→ **GOAL OF THE EXERCISE**: In the text about gag clauses below, which laws are named as examples of laws that include privacy regulations?

→ **SELECTED EXCERPT**:
There have been no actual regulations issued for the Gag Clause Prohibition and Attestation requirements, because the Departments felt that the statutory language is “self-implementing,” or easy enough for applicable parties to comply directly from the statutory language plus any FAQs or other guidance issued.  The Departments did issue FAQs in 2021 and 2023.  FAQ Part 49 was issued in August, 2021, and new guidance was issued in February, 2023 by the Departments in FAQ Part 57. 

Effective Date and Filing Date

The effective date was actually December 27, 2020, meaning that plans could not enter into a contract with gag clauses as of that date.

The gag clause prohibition compliance attestation must be file on or before December 31, 2023, and each year thereafter by December 31. 

The first attestation is due no later than  December 31, 2023, and should cover the period beginning December 27, 2020 through the date of the attestation.

Prohibition on Gag Clauses

A “gag clause” under the CAA prohibits restrictions on the disclosure of provider-specific cost or quality of care information or data to referring partners, the plan sponsor, participants, beneficiaries, or enrollees, or individuals eligible to become participants, beneficiaries or enrollees of their plan or coverage.  The CAA also puts restrictions on electronic access to de-identified claims and encounter information or data for each participant, beneficiary, or enrollee upon request with the privacy regulations included in laws like HIPAA, GINA or the ADA, including, on a per claim basis, the following: 

  • Financial information, such as the allowed amount, or any other claim-related financial obligations included in the provider contract;
  • Provider information, including name and clinical designation;
  • Service codes; or
  • Any other data element included in the claim or encounter transactions;
  • Restrictions on sharing information or data or directing that information or data to be shared with a “business associate,” consistent with privacy regulations, including HIPAA.

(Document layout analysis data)
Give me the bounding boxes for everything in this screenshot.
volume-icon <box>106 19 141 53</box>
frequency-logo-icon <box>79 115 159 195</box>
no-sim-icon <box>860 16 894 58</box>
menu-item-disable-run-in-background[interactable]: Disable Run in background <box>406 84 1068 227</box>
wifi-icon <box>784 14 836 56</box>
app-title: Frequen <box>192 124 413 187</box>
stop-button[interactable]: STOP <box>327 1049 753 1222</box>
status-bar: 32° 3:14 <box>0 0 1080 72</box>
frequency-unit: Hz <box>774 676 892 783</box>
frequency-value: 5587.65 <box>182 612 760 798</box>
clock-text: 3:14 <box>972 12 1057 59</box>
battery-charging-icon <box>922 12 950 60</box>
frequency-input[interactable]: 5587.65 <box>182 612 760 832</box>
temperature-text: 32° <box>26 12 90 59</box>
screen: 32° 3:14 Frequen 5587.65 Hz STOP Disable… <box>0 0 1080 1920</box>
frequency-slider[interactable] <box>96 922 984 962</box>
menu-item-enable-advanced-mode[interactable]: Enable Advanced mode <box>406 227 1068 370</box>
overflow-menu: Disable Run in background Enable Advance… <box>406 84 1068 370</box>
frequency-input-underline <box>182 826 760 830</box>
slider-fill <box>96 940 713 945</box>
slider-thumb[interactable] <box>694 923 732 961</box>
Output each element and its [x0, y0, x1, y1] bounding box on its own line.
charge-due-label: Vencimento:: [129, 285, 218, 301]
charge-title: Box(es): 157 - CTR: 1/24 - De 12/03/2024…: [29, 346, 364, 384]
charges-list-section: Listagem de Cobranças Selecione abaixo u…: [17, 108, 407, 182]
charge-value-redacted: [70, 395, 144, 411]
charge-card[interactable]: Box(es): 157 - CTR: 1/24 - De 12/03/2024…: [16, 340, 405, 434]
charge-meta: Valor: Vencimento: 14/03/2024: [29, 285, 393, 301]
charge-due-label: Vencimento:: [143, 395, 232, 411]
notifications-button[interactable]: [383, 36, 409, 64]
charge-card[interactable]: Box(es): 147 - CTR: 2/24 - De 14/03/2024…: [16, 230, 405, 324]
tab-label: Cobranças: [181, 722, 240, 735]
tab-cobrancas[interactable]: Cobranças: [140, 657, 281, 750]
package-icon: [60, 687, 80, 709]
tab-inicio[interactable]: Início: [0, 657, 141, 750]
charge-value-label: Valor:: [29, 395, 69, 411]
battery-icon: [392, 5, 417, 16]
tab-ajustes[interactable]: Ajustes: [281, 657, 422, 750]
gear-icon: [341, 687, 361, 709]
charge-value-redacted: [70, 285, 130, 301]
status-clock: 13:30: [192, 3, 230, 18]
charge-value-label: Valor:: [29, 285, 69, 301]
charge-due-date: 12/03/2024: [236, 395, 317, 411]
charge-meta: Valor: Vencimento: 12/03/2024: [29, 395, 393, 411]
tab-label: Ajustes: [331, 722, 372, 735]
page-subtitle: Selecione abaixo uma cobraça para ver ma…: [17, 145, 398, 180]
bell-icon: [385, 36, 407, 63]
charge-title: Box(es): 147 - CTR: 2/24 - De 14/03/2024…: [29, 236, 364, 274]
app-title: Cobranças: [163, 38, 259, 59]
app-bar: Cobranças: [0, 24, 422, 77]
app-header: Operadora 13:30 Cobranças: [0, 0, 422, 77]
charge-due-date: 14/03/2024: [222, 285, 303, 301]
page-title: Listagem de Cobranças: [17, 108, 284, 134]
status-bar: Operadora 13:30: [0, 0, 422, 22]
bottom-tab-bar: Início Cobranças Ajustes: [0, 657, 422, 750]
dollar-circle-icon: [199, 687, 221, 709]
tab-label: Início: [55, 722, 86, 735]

→ **ANSWER TO THIS TASK**: HIPAA, GINA, and the ADA